Given request = Please give the listing again, word for word, with nothing left out.
-- start of Record extracts --
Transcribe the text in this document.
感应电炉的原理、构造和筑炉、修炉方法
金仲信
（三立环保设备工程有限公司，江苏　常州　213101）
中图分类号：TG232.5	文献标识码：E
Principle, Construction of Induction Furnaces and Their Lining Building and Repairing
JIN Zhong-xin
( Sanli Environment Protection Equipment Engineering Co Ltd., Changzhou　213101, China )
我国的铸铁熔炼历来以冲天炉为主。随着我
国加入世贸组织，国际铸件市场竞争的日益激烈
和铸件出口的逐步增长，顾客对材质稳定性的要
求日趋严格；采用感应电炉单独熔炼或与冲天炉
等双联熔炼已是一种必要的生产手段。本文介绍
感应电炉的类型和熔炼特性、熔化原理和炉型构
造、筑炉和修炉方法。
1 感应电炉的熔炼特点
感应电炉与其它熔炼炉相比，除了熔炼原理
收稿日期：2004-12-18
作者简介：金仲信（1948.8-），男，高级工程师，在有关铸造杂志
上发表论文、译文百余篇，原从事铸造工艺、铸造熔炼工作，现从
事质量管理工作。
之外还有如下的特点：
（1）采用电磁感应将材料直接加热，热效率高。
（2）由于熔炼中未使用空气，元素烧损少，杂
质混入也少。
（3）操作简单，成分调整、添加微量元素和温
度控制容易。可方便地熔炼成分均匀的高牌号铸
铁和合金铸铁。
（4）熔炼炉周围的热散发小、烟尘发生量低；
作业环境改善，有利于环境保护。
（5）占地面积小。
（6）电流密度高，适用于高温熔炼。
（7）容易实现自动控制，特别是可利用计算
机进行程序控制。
-- end of Record extracts --
Solution for this problem =
Transcribe the text in this document.
感应电炉的原理、构造和筑炉、修炉方法
金仲信
（三立环保设备工程有限公司，江苏　常州　213101）
中图分类号：TG232.5	文献标识码：E
Principle, Construction of Induction Furnaces and Their Lining Building and Repairing
JIN Zhong-xin
( Sanli Environment Protection Equipment Engineering Co Ltd., Changzhou　213101, China )
我国的铸铁熔炼历来以冲天炉为主。随着我
国加入世贸组织，国际铸件市场竞争的日益激烈
和铸件出口的逐步增长，顾客对材质稳定性的要
求日趋严格；采用感应电炉单独熔炼或与冲天炉
等双联熔炼已是一种必要的生产手段。本文介绍
感应电炉的类型和熔炼特性、熔化原理和炉型构
造、筑炉和修炉方法。
1 感应电炉的熔炼特点
感应电炉与其它熔炼炉相比，除了熔炼原理
收稿日期：2004-12-18
作者简介：金仲信（1948.8-），男，高级工程师，在有关铸造杂志
上发表论文、译文百余篇，原从事铸造工艺、铸造熔炼工作，现从
事质量管理工作。
之外还有如下的特点：
（1）采用电磁感应将材料直接加热，热效率高。
（2）由于熔炼中未使用空气，元素烧损少，杂
质混入也少。
（3）操作简单，成分调整、添加微量元素和温
度控制容易。可方便地熔炼成分均匀的高牌号铸
铁和合金铸铁。
（4）熔炼炉周围的热散发小、烟尘发生量低；
作业环境改善，有利于环境保护。
（5）占地面积小。
（6）电流密度高，适用于高温熔炼。
（7）容易实现自动控制，特别是可利用计算
机进行程序控制。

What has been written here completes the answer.